▶ EXERCISE PROMPT: From the entries below, copy every line that holds the word "this".

━━━━━━━━━━━━━━━━━━━━━━━━━━━━━━

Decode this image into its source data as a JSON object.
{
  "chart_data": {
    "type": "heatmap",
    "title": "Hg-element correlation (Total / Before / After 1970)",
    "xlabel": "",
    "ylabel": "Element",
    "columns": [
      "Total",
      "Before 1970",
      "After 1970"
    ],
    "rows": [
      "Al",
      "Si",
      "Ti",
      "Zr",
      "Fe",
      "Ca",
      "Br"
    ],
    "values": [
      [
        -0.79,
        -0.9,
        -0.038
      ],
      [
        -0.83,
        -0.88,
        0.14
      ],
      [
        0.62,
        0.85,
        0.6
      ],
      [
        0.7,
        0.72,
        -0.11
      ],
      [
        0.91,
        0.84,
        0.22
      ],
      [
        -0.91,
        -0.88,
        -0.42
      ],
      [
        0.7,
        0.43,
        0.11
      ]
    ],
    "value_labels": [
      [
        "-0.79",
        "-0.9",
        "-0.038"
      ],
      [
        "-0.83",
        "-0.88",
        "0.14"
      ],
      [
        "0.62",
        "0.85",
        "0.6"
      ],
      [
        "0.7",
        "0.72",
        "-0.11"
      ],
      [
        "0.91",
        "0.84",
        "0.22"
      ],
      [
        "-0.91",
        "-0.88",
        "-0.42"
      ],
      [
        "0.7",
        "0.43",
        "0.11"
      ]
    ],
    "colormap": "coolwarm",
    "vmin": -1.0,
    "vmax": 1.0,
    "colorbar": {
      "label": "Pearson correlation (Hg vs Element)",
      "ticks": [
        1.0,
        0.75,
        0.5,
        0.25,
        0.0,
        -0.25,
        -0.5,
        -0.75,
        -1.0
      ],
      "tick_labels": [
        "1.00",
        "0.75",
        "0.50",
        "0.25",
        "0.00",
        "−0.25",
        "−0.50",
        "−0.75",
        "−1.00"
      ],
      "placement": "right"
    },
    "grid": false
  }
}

━━━━━━━━━━━━━━━━━━━━━━━━━━━━━━

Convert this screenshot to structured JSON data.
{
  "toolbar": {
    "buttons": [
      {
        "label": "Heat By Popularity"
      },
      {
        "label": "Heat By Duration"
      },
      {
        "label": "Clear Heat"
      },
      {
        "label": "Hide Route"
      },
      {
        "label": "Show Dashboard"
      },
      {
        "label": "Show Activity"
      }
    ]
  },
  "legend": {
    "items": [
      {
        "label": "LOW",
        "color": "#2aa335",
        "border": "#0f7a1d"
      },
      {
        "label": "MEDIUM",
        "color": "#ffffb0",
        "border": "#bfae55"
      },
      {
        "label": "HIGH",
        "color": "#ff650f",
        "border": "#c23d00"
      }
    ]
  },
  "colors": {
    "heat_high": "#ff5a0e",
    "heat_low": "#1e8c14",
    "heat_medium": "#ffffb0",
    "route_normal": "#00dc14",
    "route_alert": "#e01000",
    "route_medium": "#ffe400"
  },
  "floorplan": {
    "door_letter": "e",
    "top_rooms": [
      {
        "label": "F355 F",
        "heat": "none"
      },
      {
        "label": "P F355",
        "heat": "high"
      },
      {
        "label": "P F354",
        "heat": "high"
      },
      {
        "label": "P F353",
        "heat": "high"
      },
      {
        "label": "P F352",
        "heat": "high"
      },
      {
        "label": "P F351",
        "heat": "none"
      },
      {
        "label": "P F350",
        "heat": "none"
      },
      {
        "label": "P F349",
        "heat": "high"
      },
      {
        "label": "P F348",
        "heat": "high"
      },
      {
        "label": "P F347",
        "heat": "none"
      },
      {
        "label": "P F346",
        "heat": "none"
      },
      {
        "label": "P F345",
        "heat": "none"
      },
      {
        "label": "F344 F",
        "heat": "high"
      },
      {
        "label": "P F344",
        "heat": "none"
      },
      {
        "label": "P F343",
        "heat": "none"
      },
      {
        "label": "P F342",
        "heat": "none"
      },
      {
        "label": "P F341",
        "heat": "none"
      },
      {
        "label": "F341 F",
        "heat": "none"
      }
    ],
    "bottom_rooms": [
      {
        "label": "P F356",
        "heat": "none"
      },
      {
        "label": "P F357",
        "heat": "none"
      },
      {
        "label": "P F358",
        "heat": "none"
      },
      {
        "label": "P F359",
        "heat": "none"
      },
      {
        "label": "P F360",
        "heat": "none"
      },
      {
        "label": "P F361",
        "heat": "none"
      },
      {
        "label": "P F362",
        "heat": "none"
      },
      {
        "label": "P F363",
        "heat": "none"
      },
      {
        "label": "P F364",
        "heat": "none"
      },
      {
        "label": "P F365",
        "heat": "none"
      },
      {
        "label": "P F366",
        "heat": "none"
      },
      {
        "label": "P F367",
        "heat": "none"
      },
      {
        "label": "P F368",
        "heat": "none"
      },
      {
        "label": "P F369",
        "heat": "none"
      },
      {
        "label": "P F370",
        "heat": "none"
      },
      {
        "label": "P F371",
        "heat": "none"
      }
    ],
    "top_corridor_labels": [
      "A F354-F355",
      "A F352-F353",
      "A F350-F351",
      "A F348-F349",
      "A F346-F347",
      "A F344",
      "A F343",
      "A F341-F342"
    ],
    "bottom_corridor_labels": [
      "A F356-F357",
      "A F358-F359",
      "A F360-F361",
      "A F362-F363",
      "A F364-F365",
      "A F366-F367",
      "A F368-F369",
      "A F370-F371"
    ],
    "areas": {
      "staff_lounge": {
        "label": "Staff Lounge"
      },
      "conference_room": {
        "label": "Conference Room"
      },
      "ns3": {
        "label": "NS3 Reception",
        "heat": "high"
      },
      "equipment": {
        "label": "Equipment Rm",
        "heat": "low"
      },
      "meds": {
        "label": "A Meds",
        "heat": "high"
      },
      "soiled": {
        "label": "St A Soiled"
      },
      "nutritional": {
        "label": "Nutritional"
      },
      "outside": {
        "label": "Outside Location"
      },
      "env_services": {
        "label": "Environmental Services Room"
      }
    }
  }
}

━━━━━━━━━━━━━━━━━━━━━━━━━━━━━━

▶ EXERCISE RESULT:
Decode this image into its source data as a JSON object.
Convert this screenshot to structured JSON data.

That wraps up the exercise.